(What the exercise asks): Make an exact copy of all the entries, with the pictures left out.

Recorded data
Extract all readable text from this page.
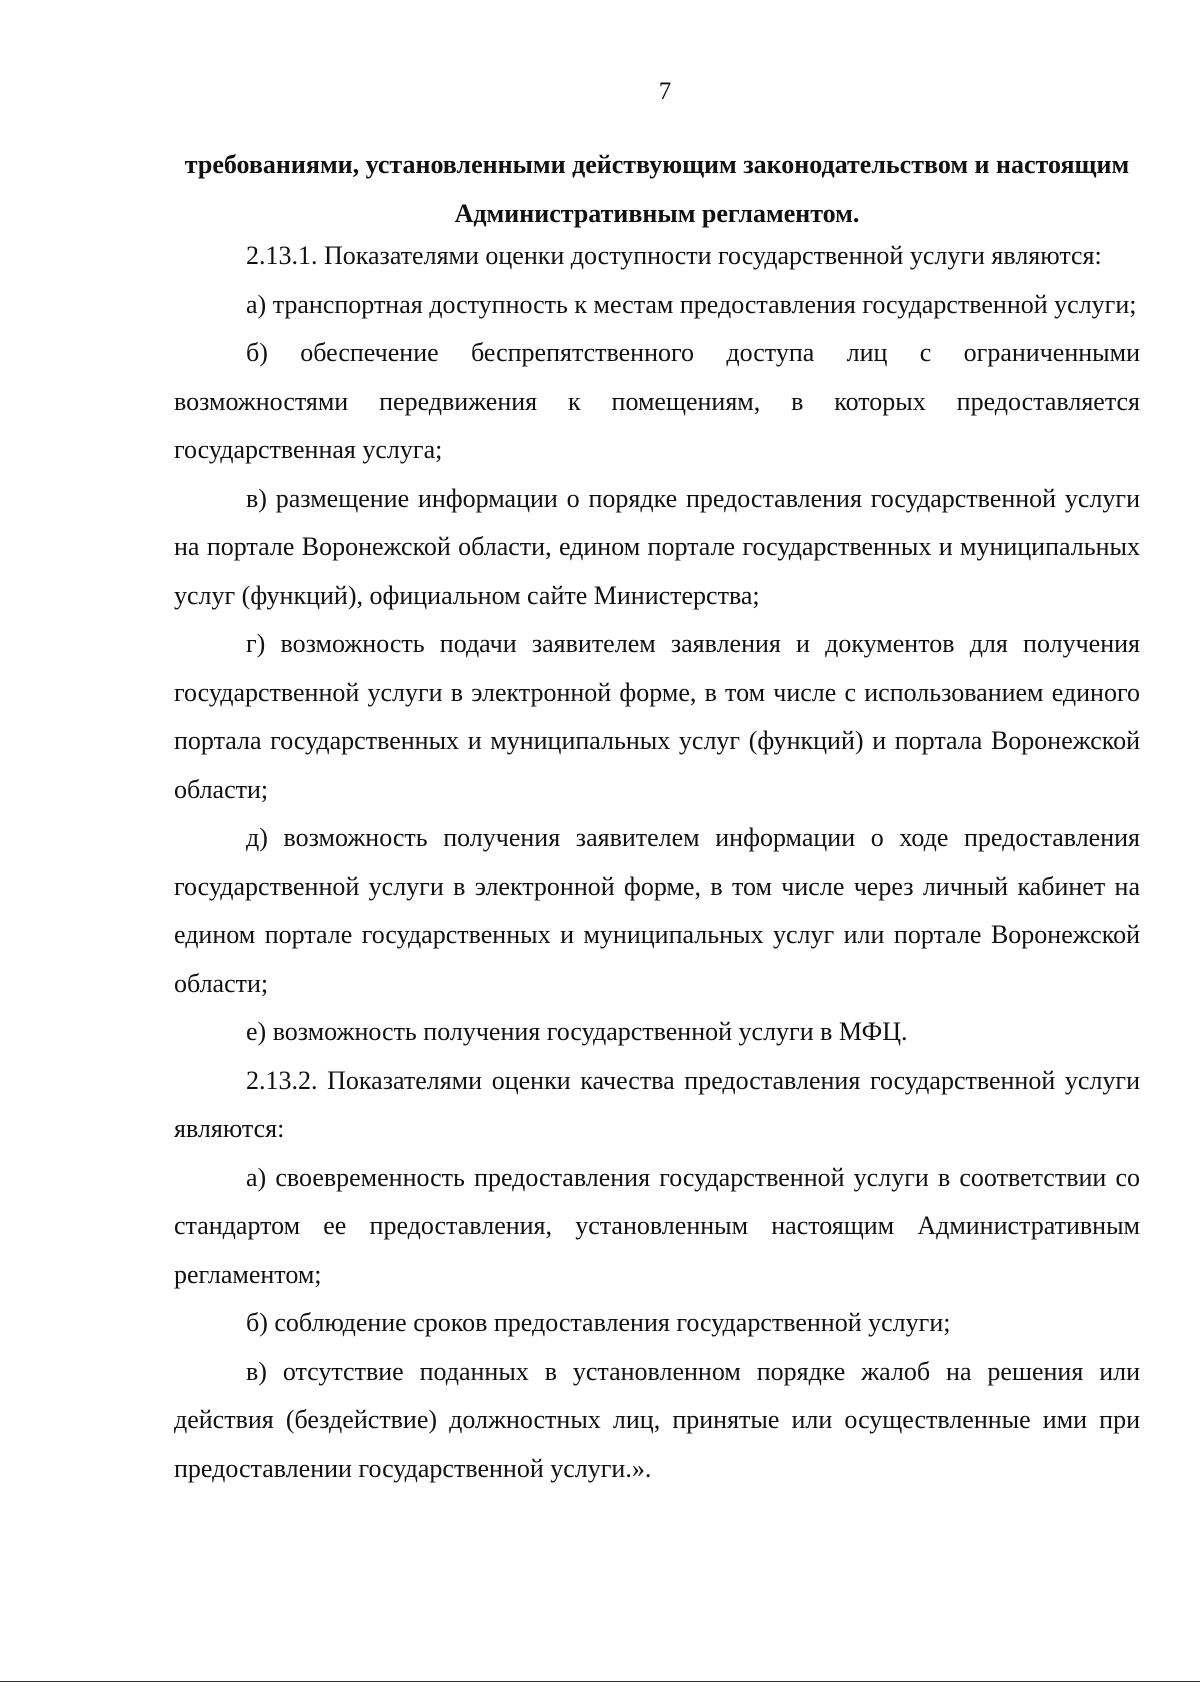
7
требованиями, установленными действующим законодательством и настоящим Административным регламентом.

2.13.1. Показателями оценки доступности государственной услуги являются:

а) транспортная доступность к местам предоставления государственной услуги;

б) обеспечение беспрепятственного доступа лиц с ограниченными возможностями передвижения к помещениям, в которых предоставляется государственная услуга;

в) размещение информации о порядке предоставления государственной услуги на портале Воронежской области, едином портале государственных и муниципальных услуг (функций), официальном сайте Министерства;

г) возможность подачи заявителем заявления и документов для получения государственной услуги в электронной форме, в том числе с использованием единого портала государственных и муниципальных услуг (функций) и портала Воронежской области;

д) возможность получения заявителем информации о ходе предоставления государственной услуги в электронной форме, в том числе через личный кабинет на едином портале государственных и муниципальных услуг или портале Воронежской области;

е) возможность получения государственной услуги в МФЦ.

2.13.2. Показателями оценки качества предоставления государственной услуги являются:

а) своевременность предоставления государственной услуги в соответствии со стандартом ее предоставления, установленным настоящим Административным регламентом;

б) соблюдение сроков предоставления государственной услуги;

в) отсутствие поданных в установленном порядке жалоб на решения или действия (бездействие) должностных лиц, принятые или осуществленные ими при предоставлении государственной услуги.».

(Complete response):
Extract all readable text from this page.
7
требованиями, установленными действующим законодательством и настоящим Административным регламентом.

2.13.1. Показателями оценки доступности государственной услуги являются:

а) транспортная доступность к местам предоставления государственной услуги;

б) обеспечение беспрепятственного доступа лиц с ограниченными возможностями передвижения к помещениям, в которых предоставляется государственная услуга;

в) размещение информации о порядке предоставления государственной услуги на портале Воронежской области, едином портале государственных и муниципальных услуг (функций), официальном сайте Министерства;

г) возможность подачи заявителем заявления и документов для получения государственной услуги в электронной форме, в том числе с использованием единого портала государственных и муниципальных услуг (функций) и портала Воронежской области;

д) возможность получения заявителем информации о ходе предоставления государственной услуги в электронной форме, в том числе через личный кабинет на едином портале государственных и муниципальных услуг или портале Воронежской области;

е) возможность получения государственной услуги в МФЦ.

2.13.2. Показателями оценки качества предоставления государственной услуги являются:

а) своевременность предоставления государственной услуги в соответствии со стандартом ее предоставления, установленным настоящим Административным регламентом;

б) соблюдение сроков предоставления государственной услуги;

в) отсутствие поданных в установленном порядке жалоб на решения или действия (бездействие) должностных лиц, принятые или осуществленные ими при предоставлении государственной услуги.».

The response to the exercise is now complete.